Exercise:
Transcribe the entries that follow, word for word.
--*--
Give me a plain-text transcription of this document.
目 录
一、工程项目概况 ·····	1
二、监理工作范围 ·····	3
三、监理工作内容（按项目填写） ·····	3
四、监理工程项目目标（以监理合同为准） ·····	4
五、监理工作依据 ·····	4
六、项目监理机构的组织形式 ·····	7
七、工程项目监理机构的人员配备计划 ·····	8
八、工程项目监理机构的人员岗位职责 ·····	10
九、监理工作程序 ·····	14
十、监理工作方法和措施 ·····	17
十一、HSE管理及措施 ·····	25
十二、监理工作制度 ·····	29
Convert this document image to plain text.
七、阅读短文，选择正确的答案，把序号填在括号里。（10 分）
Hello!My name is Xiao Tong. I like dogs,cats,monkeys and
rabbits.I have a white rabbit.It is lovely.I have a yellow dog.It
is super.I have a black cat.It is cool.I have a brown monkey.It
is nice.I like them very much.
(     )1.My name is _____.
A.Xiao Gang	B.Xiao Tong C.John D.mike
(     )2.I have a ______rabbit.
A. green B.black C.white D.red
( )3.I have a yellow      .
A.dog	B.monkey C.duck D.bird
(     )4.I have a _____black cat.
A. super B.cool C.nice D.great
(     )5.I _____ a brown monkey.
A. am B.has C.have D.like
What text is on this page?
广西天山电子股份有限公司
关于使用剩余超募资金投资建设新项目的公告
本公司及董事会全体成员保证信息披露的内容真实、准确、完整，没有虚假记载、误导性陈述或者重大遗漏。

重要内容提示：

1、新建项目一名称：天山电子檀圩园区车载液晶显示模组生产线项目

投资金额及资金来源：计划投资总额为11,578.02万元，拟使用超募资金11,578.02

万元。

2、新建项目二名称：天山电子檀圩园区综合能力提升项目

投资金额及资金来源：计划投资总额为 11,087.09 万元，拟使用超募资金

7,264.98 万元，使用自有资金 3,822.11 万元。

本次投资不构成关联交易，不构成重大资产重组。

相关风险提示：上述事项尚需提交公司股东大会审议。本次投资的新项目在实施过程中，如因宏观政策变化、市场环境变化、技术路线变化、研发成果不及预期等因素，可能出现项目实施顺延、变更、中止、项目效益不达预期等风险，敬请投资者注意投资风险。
--*--
Exercise result:
Give me a plain-text transcription of this document.
目 录
一、工程项目概况 ·····	1
二、监理工作范围 ·····	3
三、监理工作内容（按项目填写） ·····	3
四、监理工程项目目标（以监理合同为准） ·····	4
五、监理工作依据 ·····	4
六、项目监理机构的组织形式 ·····	7
七、工程项目监理机构的人员配备计划 ·····	8
八、工程项目监理机构的人员岗位职责 ·····	10
九、监理工作程序 ·····	14
十、监理工作方法和措施 ·····	17
十一、HSE管理及措施 ·····	25
十二、监理工作制度 ·····	29
Convert this document image to plain text.
七、阅读短文，选择正确的答案，把序号填在括号里。（10 分）
Hello!My name is Xiao Tong. I like dogs,cats,monkeys and
rabbits.I have a white rabbit.It is lovely.I have a yellow dog.It
is super.I have a black cat.It is cool.I have a brown monkey.It
is nice.I like them very much.
(     )1.My name is _____.
A.Xiao Gang	B.Xiao Tong C.John D.mike
(     )2.I have a ______rabbit.
A. green B.black C.white D.red
( )3.I have a yellow      .
A.dog	B.monkey C.duck D.bird
(     )4.I have a _____black cat.
A. super B.cool C.nice D.great
(     )5.I _____ a brown monkey.
A. am B.has C.have D.like
What text is on this page?
广西天山电子股份有限公司
关于使用剩余超募资金投资建设新项目的公告
本公司及董事会全体成员保证信息披露的内容真实、准确、完整，没有虚假记载、误导性陈述或者重大遗漏。

重要内容提示：

1、新建项目一名称：天山电子檀圩园区车载液晶显示模组生产线项目

投资金额及资金来源：计划投资总额为11,578.02万元，拟使用超募资金11,578.02

万元。

2、新建项目二名称：天山电子檀圩园区综合能力提升项目

投资金额及资金来源：计划投资总额为 11,087.09 万元，拟使用超募资金

7,264.98 万元，使用自有资金 3,822.11 万元。

本次投资不构成关联交易，不构成重大资产重组。

相关风险提示：上述事项尚需提交公司股东大会审议。本次投资的新项目在实施过程中，如因宏观政策变化、市场环境变化、技术路线变化、研发成果不及预期等因素，可能出现项目实施顺延、变更、中止、项目效益不达预期等风险，敬请投资者注意投资风险。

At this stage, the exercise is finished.